* Directive:
Transcribe these lines exactly as they appear, from the first to the last.

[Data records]
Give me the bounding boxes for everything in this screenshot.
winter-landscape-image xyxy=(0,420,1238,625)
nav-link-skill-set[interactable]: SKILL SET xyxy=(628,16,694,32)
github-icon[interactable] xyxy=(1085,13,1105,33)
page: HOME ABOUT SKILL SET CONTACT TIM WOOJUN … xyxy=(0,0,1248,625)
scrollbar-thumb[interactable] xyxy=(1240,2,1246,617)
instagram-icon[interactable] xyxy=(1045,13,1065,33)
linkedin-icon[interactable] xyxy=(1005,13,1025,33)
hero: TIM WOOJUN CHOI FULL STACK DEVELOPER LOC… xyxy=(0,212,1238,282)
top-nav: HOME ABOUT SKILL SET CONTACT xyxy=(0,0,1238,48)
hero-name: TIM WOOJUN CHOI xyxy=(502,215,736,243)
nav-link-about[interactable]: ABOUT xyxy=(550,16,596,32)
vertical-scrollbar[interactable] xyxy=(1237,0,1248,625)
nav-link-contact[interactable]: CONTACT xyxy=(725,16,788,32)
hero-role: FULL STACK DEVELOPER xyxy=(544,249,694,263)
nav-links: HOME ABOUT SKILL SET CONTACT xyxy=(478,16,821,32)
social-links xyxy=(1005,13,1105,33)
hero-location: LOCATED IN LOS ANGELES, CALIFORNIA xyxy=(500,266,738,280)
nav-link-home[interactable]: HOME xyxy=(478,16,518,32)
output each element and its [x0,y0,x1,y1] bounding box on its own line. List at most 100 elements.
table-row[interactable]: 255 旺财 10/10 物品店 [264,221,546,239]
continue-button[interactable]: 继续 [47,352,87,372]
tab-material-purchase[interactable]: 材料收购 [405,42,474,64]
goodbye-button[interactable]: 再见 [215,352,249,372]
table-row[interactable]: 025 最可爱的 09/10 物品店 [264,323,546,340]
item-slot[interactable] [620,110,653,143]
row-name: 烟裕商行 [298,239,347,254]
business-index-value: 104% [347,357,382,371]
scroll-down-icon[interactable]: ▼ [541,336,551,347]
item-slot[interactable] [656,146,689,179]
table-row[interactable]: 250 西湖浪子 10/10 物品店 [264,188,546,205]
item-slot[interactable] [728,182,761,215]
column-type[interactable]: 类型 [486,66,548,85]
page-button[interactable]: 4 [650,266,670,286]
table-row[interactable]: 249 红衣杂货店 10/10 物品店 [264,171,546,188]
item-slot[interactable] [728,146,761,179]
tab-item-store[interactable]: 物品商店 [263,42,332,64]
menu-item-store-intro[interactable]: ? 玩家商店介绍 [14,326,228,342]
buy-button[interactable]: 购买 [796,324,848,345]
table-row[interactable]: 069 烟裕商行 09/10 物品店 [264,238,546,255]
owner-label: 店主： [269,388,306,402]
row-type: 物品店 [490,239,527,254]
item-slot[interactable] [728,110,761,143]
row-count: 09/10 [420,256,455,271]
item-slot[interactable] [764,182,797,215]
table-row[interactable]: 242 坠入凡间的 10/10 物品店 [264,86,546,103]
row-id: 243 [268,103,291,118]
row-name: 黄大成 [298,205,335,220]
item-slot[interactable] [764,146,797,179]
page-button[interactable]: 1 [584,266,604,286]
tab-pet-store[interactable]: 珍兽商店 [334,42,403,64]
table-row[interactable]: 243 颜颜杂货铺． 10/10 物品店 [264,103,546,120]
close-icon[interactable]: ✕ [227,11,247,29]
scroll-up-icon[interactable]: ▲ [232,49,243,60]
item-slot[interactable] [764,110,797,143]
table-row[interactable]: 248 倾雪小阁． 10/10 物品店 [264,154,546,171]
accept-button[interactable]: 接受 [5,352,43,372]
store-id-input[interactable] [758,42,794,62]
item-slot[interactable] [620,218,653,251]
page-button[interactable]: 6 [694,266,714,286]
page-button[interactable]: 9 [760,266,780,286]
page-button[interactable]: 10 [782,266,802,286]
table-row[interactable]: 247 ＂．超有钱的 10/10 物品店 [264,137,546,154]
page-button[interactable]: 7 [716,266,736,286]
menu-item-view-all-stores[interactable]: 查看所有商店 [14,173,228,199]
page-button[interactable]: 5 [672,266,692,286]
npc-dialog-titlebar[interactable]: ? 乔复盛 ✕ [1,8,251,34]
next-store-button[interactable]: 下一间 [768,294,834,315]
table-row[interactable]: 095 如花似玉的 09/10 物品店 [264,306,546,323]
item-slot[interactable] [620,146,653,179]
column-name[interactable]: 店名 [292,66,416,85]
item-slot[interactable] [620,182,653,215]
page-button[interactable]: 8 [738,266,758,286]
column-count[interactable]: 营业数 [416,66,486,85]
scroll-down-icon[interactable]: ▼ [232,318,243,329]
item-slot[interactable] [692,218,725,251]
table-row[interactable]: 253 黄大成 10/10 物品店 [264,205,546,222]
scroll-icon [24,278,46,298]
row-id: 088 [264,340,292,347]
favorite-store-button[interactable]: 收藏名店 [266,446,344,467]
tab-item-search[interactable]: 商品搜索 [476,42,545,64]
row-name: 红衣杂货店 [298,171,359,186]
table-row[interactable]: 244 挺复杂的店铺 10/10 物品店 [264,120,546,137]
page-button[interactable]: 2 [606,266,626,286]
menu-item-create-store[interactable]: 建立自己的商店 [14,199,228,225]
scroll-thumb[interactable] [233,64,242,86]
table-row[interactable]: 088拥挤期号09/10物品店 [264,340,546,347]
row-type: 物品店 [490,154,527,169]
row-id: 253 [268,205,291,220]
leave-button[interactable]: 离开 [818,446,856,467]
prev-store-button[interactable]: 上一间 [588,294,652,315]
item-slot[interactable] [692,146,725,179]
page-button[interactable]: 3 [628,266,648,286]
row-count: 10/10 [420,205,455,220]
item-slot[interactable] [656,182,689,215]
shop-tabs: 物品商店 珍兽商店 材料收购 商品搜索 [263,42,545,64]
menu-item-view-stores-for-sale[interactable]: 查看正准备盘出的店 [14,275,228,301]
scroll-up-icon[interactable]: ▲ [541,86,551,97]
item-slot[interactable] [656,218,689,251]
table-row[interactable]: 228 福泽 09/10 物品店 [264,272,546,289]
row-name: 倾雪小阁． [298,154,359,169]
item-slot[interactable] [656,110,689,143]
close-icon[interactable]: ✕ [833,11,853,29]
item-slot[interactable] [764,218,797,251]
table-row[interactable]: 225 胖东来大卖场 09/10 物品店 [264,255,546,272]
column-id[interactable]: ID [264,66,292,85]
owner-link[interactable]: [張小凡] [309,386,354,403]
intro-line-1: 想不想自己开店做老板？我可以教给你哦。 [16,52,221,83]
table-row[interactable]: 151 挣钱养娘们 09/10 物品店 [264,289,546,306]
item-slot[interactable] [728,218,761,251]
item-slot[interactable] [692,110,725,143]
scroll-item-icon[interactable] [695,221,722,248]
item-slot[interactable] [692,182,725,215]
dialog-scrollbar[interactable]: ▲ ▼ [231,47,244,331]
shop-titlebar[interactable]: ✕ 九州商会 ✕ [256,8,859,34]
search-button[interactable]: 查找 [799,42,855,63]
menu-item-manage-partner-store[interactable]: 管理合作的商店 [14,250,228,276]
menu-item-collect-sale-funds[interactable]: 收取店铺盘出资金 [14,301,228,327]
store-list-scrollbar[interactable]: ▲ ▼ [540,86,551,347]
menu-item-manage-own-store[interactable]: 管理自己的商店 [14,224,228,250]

* Expected answer:
Give me the bounding boxes for everything in this screenshot.
winter-landscape-image xyxy=(0,420,1238,625)
nav-link-skill-set[interactable]: SKILL SET xyxy=(628,16,694,32)
github-icon[interactable] xyxy=(1085,13,1105,33)
page: HOME ABOUT SKILL SET CONTACT TIM WOOJUN … xyxy=(0,0,1248,625)
scrollbar-thumb[interactable] xyxy=(1240,2,1246,617)
instagram-icon[interactable] xyxy=(1045,13,1065,33)
linkedin-icon[interactable] xyxy=(1005,13,1025,33)
hero: TIM WOOJUN CHOI FULL STACK DEVELOPER LOC… xyxy=(0,212,1238,282)
top-nav: HOME ABOUT SKILL SET CONTACT xyxy=(0,0,1238,48)
hero-name: TIM WOOJUN CHOI xyxy=(502,215,736,243)
nav-link-about[interactable]: ABOUT xyxy=(550,16,596,32)
vertical-scrollbar[interactable] xyxy=(1237,0,1248,625)
nav-link-contact[interactable]: CONTACT xyxy=(725,16,788,32)
hero-role: FULL STACK DEVELOPER xyxy=(544,249,694,263)
nav-links: HOME ABOUT SKILL SET CONTACT xyxy=(478,16,821,32)
social-links xyxy=(1005,13,1105,33)
hero-location: LOCATED IN LOS ANGELES, CALIFORNIA xyxy=(500,266,738,280)
nav-link-home[interactable]: HOME xyxy=(478,16,518,32)
output each element and its [x0,y0,x1,y1] bounding box on its own line. List at most 100 elements.
table-row[interactable]: 255 旺财 10/10 物品店 [264,221,546,239]
continue-button[interactable]: 继续 [47,352,87,372]
tab-material-purchase[interactable]: 材料收购 [405,42,474,64]
goodbye-button[interactable]: 再见 [215,352,249,372]
table-row[interactable]: 025 最可爱的 09/10 物品店 [264,323,546,340]
item-slot[interactable] [620,110,653,143]
row-name: 烟裕商行 [298,239,347,254]
business-index-value: 104% [347,357,382,371]
scroll-down-icon[interactable]: ▼ [541,336,551,347]
item-slot[interactable] [656,146,689,179]
table-row[interactable]: 250 西湖浪子 10/10 物品店 [264,188,546,205]
item-slot[interactable] [728,182,761,215]
column-type[interactable]: 类型 [486,66,548,85]
page-button[interactable]: 4 [650,266,670,286]
table-row[interactable]: 249 红衣杂货店 10/10 物品店 [264,171,546,188]
item-slot[interactable] [728,146,761,179]
tab-item-store[interactable]: 物品商店 [263,42,332,64]
menu-item-store-intro[interactable]: ? 玩家商店介绍 [14,326,228,342]
buy-button[interactable]: 购买 [796,324,848,345]
table-row[interactable]: 069 烟裕商行 09/10 物品店 [264,238,546,255]
owner-label: 店主： [269,388,306,402]
row-type: 物品店 [490,239,527,254]
item-slot[interactable] [728,110,761,143]
row-count: 09/10 [420,256,455,271]
item-slot[interactable] [764,182,797,215]
table-row[interactable]: 242 坠入凡间的 10/10 物品店 [264,86,546,103]
row-id: 243 [268,103,291,118]
row-name: 黄大成 [298,205,335,220]
item-slot[interactable] [764,146,797,179]
page-button[interactable]: 1 [584,266,604,286]
tab-pet-store[interactable]: 珍兽商店 [334,42,403,64]
table-row[interactable]: 243 颜颜杂货铺． 10/10 物品店 [264,103,546,120]
close-icon[interactable]: ✕ [227,11,247,29]
scroll-up-icon[interactable]: ▲ [232,49,243,60]
item-slot[interactable] [764,110,797,143]
table-row[interactable]: 248 倾雪小阁． 10/10 物品店 [264,154,546,171]
accept-button[interactable]: 接受 [5,352,43,372]
store-id-input[interactable] [758,42,794,62]
item-slot[interactable] [620,218,653,251]
page-button[interactable]: 6 [694,266,714,286]
page-button[interactable]: 9 [760,266,780,286]
page-button[interactable]: 10 [782,266,802,286]
table-row[interactable]: 247 ＂．超有钱的 10/10 物品店 [264,137,546,154]
page-button[interactable]: 7 [716,266,736,286]
menu-item-view-all-stores[interactable]: 查看所有商店 [14,173,228,199]
page-button[interactable]: 5 [672,266,692,286]
npc-dialog-titlebar[interactable]: ? 乔复盛 ✕ [1,8,251,34]
next-store-button[interactable]: 下一间 [768,294,834,315]
table-row[interactable]: 095 如花似玉的 09/10 物品店 [264,306,546,323]
item-slot[interactable] [620,146,653,179]
column-name[interactable]: 店名 [292,66,416,85]
item-slot[interactable] [620,182,653,215]
page-button[interactable]: 8 [738,266,758,286]
column-count[interactable]: 营业数 [416,66,486,85]
scroll-down-icon[interactable]: ▼ [232,318,243,329]
item-slot[interactable] [692,218,725,251]
table-row[interactable]: 253 黄大成 10/10 物品店 [264,205,546,222]
scroll-icon [24,278,46,298]
row-id: 088 [264,340,292,347]
favorite-store-button[interactable]: 收藏名店 [266,446,344,467]
tab-item-search[interactable]: 商品搜索 [476,42,545,64]
row-name: 红衣杂货店 [298,171,359,186]
table-row[interactable]: 244 挺复杂的店铺 10/10 物品店 [264,120,546,137]
page-button[interactable]: 2 [606,266,626,286]
menu-item-create-store[interactable]: 建立自己的商店 [14,199,228,225]
scroll-thumb[interactable] [233,64,242,86]
table-row[interactable]: 088拥挤期号09/10物品店 [264,340,546,347]
row-type: 物品店 [490,154,527,169]
row-id: 253 [268,205,291,220]
leave-button[interactable]: 离开 [818,446,856,467]
prev-store-button[interactable]: 上一间 [588,294,652,315]
item-slot[interactable] [692,146,725,179]
page-button[interactable]: 3 [628,266,648,286]
row-count: 10/10 [420,205,455,220]
item-slot[interactable] [656,182,689,215]
shop-tabs: 物品商店 珍兽商店 材料收购 商品搜索 [263,42,545,64]
menu-item-view-stores-for-sale[interactable]: 查看正准备盘出的店 [14,275,228,301]
scroll-up-icon[interactable]: ▲ [541,86,551,97]
item-slot[interactable] [656,218,689,251]
table-row[interactable]: 228 福泽 09/10 物品店 [264,272,546,289]
row-name: 倾雪小阁． [298,154,359,169]
item-slot[interactable] [656,110,689,143]
close-icon[interactable]: ✕ [833,11,853,29]
item-slot[interactable] [764,218,797,251]
table-row[interactable]: 225 胖东来大卖场 09/10 物品店 [264,255,546,272]
column-id[interactable]: ID [264,66,292,85]
owner-link[interactable]: [張小凡] [309,386,354,403]
intro-line-1: 想不想自己开店做老板？我可以教给你哦。 [16,52,221,83]
table-row[interactable]: 151 挣钱养娘们 09/10 物品店 [264,289,546,306]
item-slot[interactable] [728,218,761,251]
item-slot[interactable] [692,110,725,143]
scroll-item-icon[interactable] [695,221,722,248]
item-slot[interactable] [692,182,725,215]
dialog-scrollbar[interactable]: ▲ ▼ [231,47,244,331]
shop-titlebar[interactable]: ✕ 九州商会 ✕ [256,8,859,34]
search-button[interactable]: 查找 [799,42,855,63]
menu-item-manage-partner-store[interactable]: 管理合作的商店 [14,250,228,276]
menu-item-collect-sale-funds[interactable]: 收取店铺盘出资金 [14,301,228,327]
store-list-scrollbar[interactable]: ▲ ▼ [540,86,551,347]
menu-item-manage-own-store[interactable]: 管理自己的商店 [14,224,228,250]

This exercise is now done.